Collected data:
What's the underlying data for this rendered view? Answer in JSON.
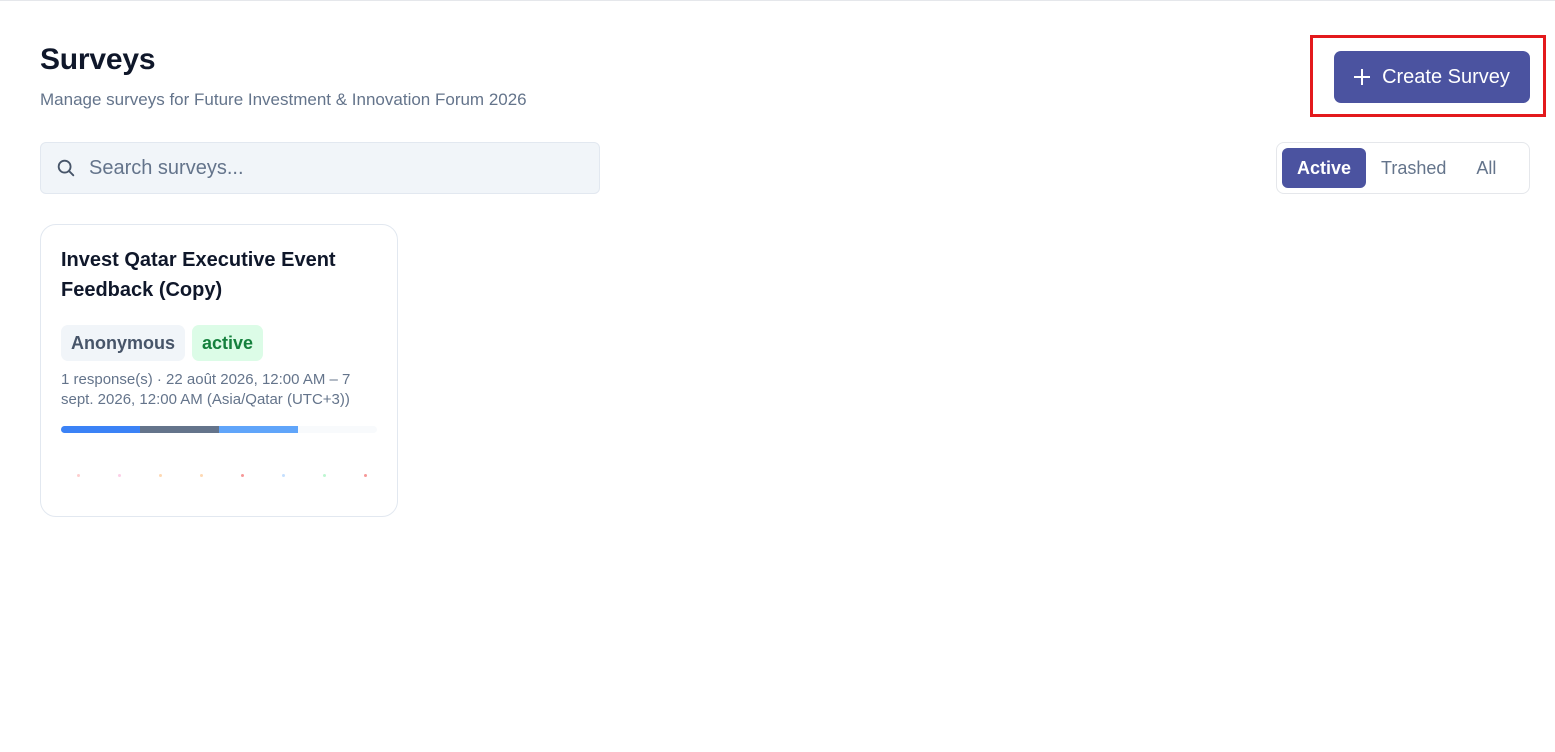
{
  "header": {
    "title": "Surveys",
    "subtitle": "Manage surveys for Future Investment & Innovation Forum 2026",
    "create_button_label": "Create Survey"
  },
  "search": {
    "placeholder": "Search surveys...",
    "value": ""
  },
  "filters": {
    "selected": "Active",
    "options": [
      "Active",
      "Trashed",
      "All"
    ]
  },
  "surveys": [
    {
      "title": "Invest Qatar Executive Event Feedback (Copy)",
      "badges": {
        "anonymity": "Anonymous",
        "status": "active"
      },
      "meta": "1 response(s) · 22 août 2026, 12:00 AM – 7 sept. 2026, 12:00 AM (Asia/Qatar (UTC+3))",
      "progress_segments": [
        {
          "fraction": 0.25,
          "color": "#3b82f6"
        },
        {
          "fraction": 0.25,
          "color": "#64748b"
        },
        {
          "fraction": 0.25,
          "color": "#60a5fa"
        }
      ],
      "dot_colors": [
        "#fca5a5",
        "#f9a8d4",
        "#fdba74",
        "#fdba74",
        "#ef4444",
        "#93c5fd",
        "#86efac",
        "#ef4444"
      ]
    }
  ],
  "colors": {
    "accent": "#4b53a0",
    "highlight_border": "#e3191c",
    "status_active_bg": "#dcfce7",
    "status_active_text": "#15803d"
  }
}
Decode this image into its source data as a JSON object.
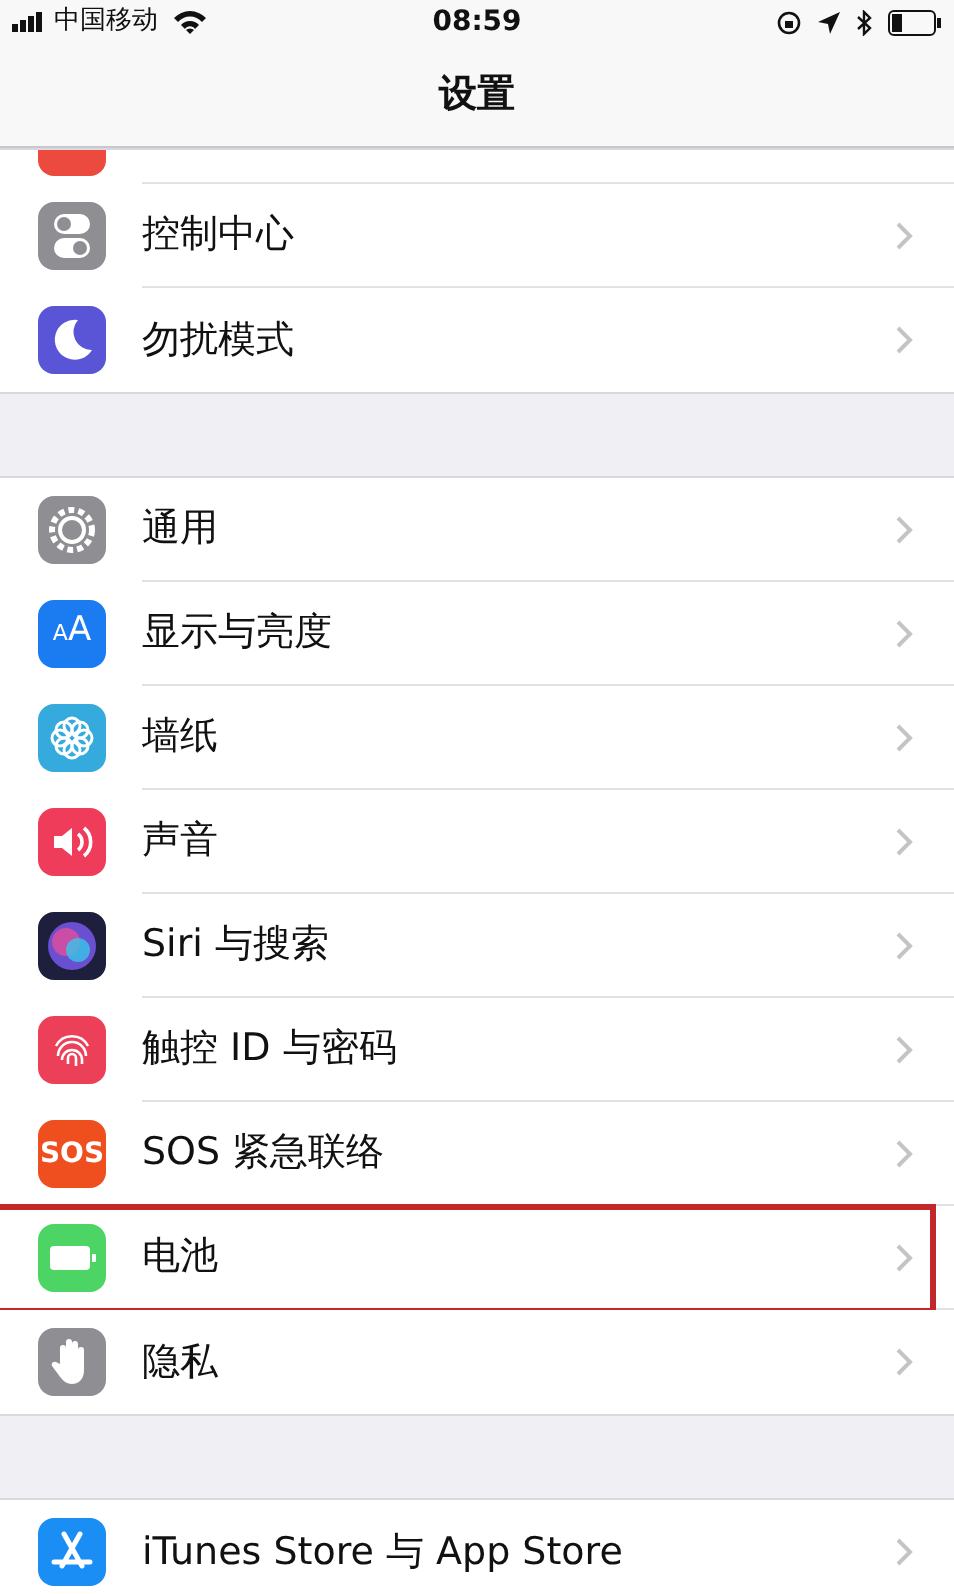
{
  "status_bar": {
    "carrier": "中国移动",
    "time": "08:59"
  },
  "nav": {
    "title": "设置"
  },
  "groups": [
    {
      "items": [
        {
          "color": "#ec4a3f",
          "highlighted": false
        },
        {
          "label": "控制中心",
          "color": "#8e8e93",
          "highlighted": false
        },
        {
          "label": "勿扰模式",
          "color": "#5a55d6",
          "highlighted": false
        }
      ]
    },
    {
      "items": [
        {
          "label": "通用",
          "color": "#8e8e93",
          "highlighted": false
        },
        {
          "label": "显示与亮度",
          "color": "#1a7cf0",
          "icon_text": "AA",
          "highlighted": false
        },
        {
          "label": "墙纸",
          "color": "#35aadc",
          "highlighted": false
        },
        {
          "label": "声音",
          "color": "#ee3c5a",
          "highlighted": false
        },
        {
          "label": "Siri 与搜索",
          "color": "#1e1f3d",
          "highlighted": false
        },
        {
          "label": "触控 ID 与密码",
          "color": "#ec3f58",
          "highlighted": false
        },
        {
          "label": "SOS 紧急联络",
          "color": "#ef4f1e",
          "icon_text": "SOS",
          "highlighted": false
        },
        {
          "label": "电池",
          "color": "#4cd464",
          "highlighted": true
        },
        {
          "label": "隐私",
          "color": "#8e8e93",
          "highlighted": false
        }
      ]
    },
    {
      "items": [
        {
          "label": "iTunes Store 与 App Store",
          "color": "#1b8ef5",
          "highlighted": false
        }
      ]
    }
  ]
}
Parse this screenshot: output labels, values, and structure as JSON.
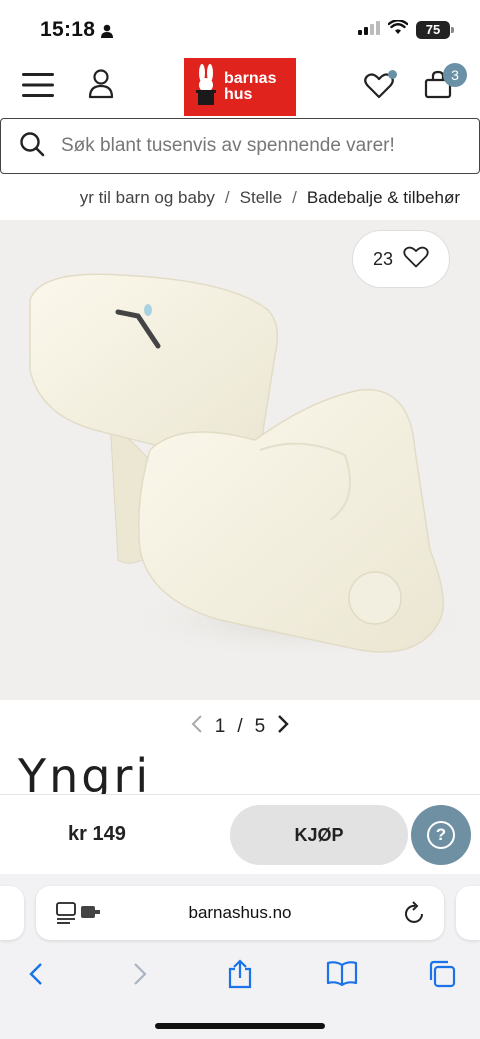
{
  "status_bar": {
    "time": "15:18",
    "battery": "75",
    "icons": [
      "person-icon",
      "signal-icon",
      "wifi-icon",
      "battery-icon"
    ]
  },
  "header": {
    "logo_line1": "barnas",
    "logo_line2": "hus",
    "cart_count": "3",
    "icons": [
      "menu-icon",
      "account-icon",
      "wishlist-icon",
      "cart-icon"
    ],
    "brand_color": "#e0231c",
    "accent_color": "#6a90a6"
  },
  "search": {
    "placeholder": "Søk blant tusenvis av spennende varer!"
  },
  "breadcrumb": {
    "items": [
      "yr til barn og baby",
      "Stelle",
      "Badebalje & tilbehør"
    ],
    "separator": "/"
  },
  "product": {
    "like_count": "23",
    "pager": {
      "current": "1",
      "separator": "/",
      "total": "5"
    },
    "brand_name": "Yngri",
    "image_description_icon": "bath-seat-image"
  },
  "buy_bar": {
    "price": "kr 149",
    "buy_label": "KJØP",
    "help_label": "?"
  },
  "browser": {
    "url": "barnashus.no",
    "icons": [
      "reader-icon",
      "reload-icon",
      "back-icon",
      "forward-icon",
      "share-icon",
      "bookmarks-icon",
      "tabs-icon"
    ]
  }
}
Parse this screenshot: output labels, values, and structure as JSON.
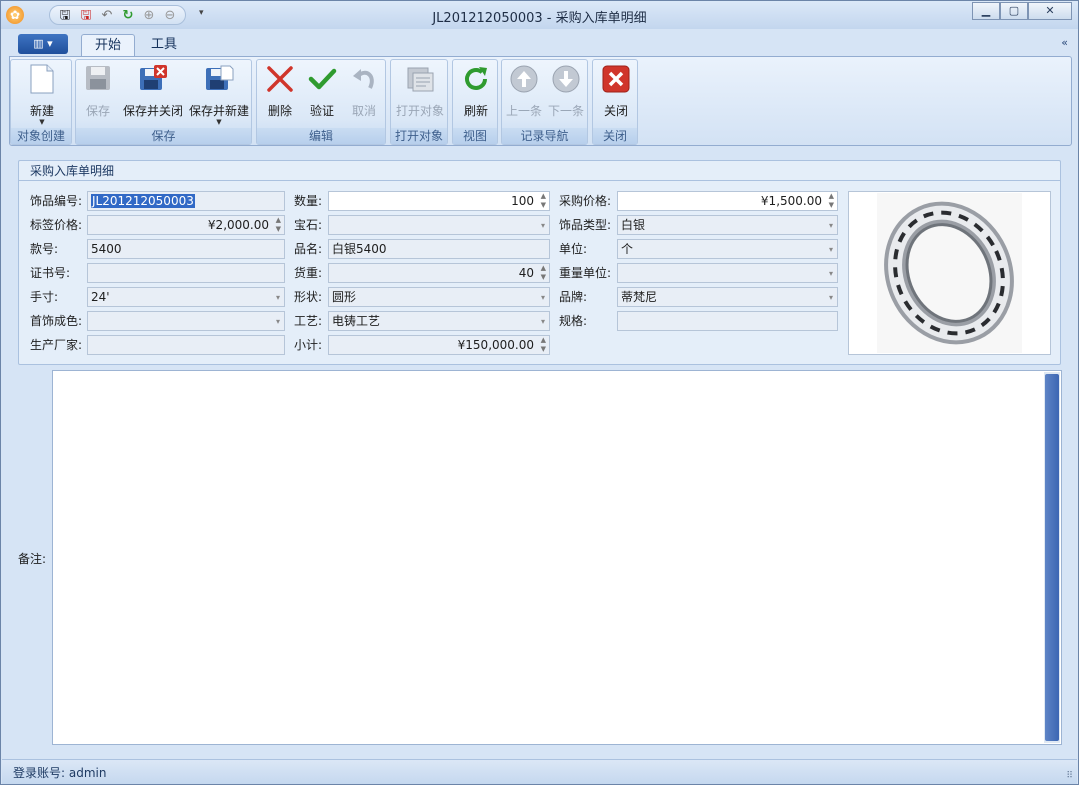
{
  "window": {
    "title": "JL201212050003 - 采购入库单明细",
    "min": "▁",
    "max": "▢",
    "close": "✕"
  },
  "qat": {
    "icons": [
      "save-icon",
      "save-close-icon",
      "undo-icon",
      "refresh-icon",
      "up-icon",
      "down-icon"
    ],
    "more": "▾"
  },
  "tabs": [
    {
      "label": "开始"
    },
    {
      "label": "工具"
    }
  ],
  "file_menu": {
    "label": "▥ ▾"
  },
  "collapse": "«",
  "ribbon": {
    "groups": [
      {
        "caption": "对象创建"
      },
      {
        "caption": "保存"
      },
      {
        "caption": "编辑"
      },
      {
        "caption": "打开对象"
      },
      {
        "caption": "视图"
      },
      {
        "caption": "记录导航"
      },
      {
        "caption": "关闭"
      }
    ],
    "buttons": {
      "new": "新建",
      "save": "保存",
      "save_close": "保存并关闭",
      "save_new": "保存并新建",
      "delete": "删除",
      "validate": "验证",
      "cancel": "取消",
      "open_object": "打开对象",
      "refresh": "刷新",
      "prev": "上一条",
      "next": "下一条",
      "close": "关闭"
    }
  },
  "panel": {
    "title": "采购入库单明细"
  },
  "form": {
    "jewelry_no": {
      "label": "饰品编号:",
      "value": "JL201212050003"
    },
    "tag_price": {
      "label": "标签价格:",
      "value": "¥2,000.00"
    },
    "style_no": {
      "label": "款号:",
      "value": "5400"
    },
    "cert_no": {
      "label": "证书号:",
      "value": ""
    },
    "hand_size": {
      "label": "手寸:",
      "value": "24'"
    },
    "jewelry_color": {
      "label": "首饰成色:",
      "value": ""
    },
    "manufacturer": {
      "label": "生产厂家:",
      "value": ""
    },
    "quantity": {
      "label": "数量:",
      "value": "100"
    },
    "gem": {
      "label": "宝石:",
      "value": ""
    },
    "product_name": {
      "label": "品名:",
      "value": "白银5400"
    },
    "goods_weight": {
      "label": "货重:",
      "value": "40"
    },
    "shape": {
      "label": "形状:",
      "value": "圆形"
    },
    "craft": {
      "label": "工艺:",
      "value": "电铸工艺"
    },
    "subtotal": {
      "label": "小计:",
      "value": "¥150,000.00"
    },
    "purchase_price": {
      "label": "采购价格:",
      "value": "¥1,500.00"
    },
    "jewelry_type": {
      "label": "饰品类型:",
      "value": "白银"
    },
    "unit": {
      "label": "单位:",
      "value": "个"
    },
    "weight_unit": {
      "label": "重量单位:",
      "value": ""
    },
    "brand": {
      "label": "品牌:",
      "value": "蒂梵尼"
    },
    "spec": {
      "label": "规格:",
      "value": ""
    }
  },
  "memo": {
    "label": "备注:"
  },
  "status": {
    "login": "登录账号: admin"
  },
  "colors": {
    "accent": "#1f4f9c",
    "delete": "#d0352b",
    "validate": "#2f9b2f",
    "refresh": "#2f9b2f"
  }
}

Work to be completed:
Reproduce the entries above word for word. Pictures stay out.

Solution to this task:
What's the underlying data for this rendered view? Answer in JSON.
{
  "header": {
    "title": "Surveys",
    "subtitle": "Manage surveys for Future Investment & Innovation Forum 2026",
    "create_button_label": "Create Survey"
  },
  "search": {
    "placeholder": "Search surveys...",
    "value": ""
  },
  "filters": {
    "selected": "Active",
    "options": [
      "Active",
      "Trashed",
      "All"
    ]
  },
  "surveys": [
    {
      "title": "Invest Qatar Executive Event Feedback (Copy)",
      "badges": {
        "anonymity": "Anonymous",
        "status": "active"
      },
      "meta": "1 response(s) · 22 août 2026, 12:00 AM – 7 sept. 2026, 12:00 AM (Asia/Qatar (UTC+3))",
      "progress_segments": [
        {
          "fraction": 0.25,
          "color": "#3b82f6"
        },
        {
          "fraction": 0.25,
          "color": "#64748b"
        },
        {
          "fraction": 0.25,
          "color": "#60a5fa"
        }
      ],
      "dot_colors": [
        "#fca5a5",
        "#f9a8d4",
        "#fdba74",
        "#fdba74",
        "#ef4444",
        "#93c5fd",
        "#86efac",
        "#ef4444"
      ]
    }
  ],
  "colors": {
    "accent": "#4b53a0",
    "highlight_border": "#e3191c",
    "status_active_bg": "#dcfce7",
    "status_active_text": "#15803d"
  }
}
Decode this image into its source data as a JSON object.
{
  "status_bar": {
    "carrier": "中国移动",
    "time": "08:59"
  },
  "nav": {
    "title": "设置"
  },
  "groups": [
    {
      "items": [
        {
          "color": "#ec4a3f",
          "highlighted": false
        },
        {
          "label": "控制中心",
          "color": "#8e8e93",
          "highlighted": false
        },
        {
          "label": "勿扰模式",
          "color": "#5a55d6",
          "highlighted": false
        }
      ]
    },
    {
      "items": [
        {
          "label": "通用",
          "color": "#8e8e93",
          "highlighted": false
        },
        {
          "label": "显示与亮度",
          "color": "#1a7cf0",
          "icon_text": "AA",
          "highlighted": false
        },
        {
          "label": "墙纸",
          "color": "#35aadc",
          "highlighted": false
        },
        {
          "label": "声音",
          "color": "#ee3c5a",
          "highlighted": false
        },
        {
          "label": "Siri 与搜索",
          "color": "#1e1f3d",
          "highlighted": false
        },
        {
          "label": "触控 ID 与密码",
          "color": "#ec3f58",
          "highlighted": false
        },
        {
          "label": "SOS 紧急联络",
          "color": "#ef4f1e",
          "icon_text": "SOS",
          "highlighted": false
        },
        {
          "label": "电池",
          "color": "#4cd464",
          "highlighted": true
        },
        {
          "label": "隐私",
          "color": "#8e8e93",
          "highlighted": false
        }
      ]
    },
    {
      "items": [
        {
          "label": "iTunes Store 与 App Store",
          "color": "#1b8ef5",
          "highlighted": false
        }
      ]
    }
  ]
}
Parse this screenshot: output labels, values, and structure as JSON.
{
  "status_bar": {
    "time": "15:18",
    "battery": "75",
    "icons": [
      "person-icon",
      "signal-icon",
      "wifi-icon",
      "battery-icon"
    ]
  },
  "header": {
    "logo_line1": "barnas",
    "logo_line2": "hus",
    "cart_count": "3",
    "icons": [
      "menu-icon",
      "account-icon",
      "wishlist-icon",
      "cart-icon"
    ],
    "brand_color": "#e0231c",
    "accent_color": "#6a90a6"
  },
  "search": {
    "placeholder": "Søk blant tusenvis av spennende varer!"
  },
  "breadcrumb": {
    "items": [
      "yr til barn og baby",
      "Stelle",
      "Badebalje & tilbehør"
    ],
    "separator": "/"
  },
  "product": {
    "like_count": "23",
    "pager": {
      "current": "1",
      "separator": "/",
      "total": "5"
    },
    "brand_name": "Yngri",
    "image_description_icon": "bath-seat-image"
  },
  "buy_bar": {
    "price": "kr 149",
    "buy_label": "KJØP",
    "help_label": "?"
  },
  "browser": {
    "url": "barnashus.no",
    "icons": [
      "reader-icon",
      "reload-icon",
      "back-icon",
      "forward-icon",
      "share-icon",
      "bookmarks-icon",
      "tabs-icon"
    ]
  }
}
Parse this screenshot: output labels, values, and structure as JSON.
{
  "window": {
    "title": "JL201212050003 - 采购入库单明细",
    "min": "▁",
    "max": "▢",
    "close": "✕"
  },
  "qat": {
    "icons": [
      "save-icon",
      "save-close-icon",
      "undo-icon",
      "refresh-icon",
      "up-icon",
      "down-icon"
    ],
    "more": "▾"
  },
  "tabs": [
    {
      "label": "开始"
    },
    {
      "label": "工具"
    }
  ],
  "file_menu": {
    "label": "▥ ▾"
  },
  "collapse": "«",
  "ribbon": {
    "groups": [
      {
        "caption": "对象创建"
      },
      {
        "caption": "保存"
      },
      {
        "caption": "编辑"
      },
      {
        "caption": "打开对象"
      },
      {
        "caption": "视图"
      },
      {
        "caption": "记录导航"
      },
      {
        "caption": "关闭"
      }
    ],
    "buttons": {
      "new": "新建",
      "save": "保存",
      "save_close": "保存并关闭",
      "save_new": "保存并新建",
      "delete": "删除",
      "validate": "验证",
      "cancel": "取消",
      "open_object": "打开对象",
      "refresh": "刷新",
      "prev": "上一条",
      "next": "下一条",
      "close": "关闭"
    }
  },
  "panel": {
    "title": "采购入库单明细"
  },
  "form": {
    "jewelry_no": {
      "label": "饰品编号:",
      "value": "JL201212050003"
    },
    "tag_price": {
      "label": "标签价格:",
      "value": "¥2,000.00"
    },
    "style_no": {
      "label": "款号:",
      "value": "5400"
    },
    "cert_no": {
      "label": "证书号:",
      "value": ""
    },
    "hand_size": {
      "label": "手寸:",
      "value": "24'"
    },
    "jewelry_color": {
      "label": "首饰成色:",
      "value": ""
    },
    "manufacturer": {
      "label": "生产厂家:",
      "value": ""
    },
    "quantity": {
      "label": "数量:",
      "value": "100"
    },
    "gem": {
      "label": "宝石:",
      "value": ""
    },
    "product_name": {
      "label": "品名:",
      "value": "白银5400"
    },
    "goods_weight": {
      "label": "货重:",
      "value": "40"
    },
    "shape": {
      "label": "形状:",
      "value": "圆形"
    },
    "craft": {
      "label": "工艺:",
      "value": "电铸工艺"
    },
    "subtotal": {
      "label": "小计:",
      "value": "¥150,000.00"
    },
    "purchase_price": {
      "label": "采购价格:",
      "value": "¥1,500.00"
    },
    "jewelry_type": {
      "label": "饰品类型:",
      "value": "白银"
    },
    "unit": {
      "label": "单位:",
      "value": "个"
    },
    "weight_unit": {
      "label": "重量单位:",
      "value": ""
    },
    "brand": {
      "label": "品牌:",
      "value": "蒂梵尼"
    },
    "spec": {
      "label": "规格:",
      "value": ""
    }
  },
  "memo": {
    "label": "备注:"
  },
  "status": {
    "login": "登录账号: admin"
  },
  "colors": {
    "accent": "#1f4f9c",
    "delete": "#d0352b",
    "validate": "#2f9b2f",
    "refresh": "#2f9b2f"
  }
}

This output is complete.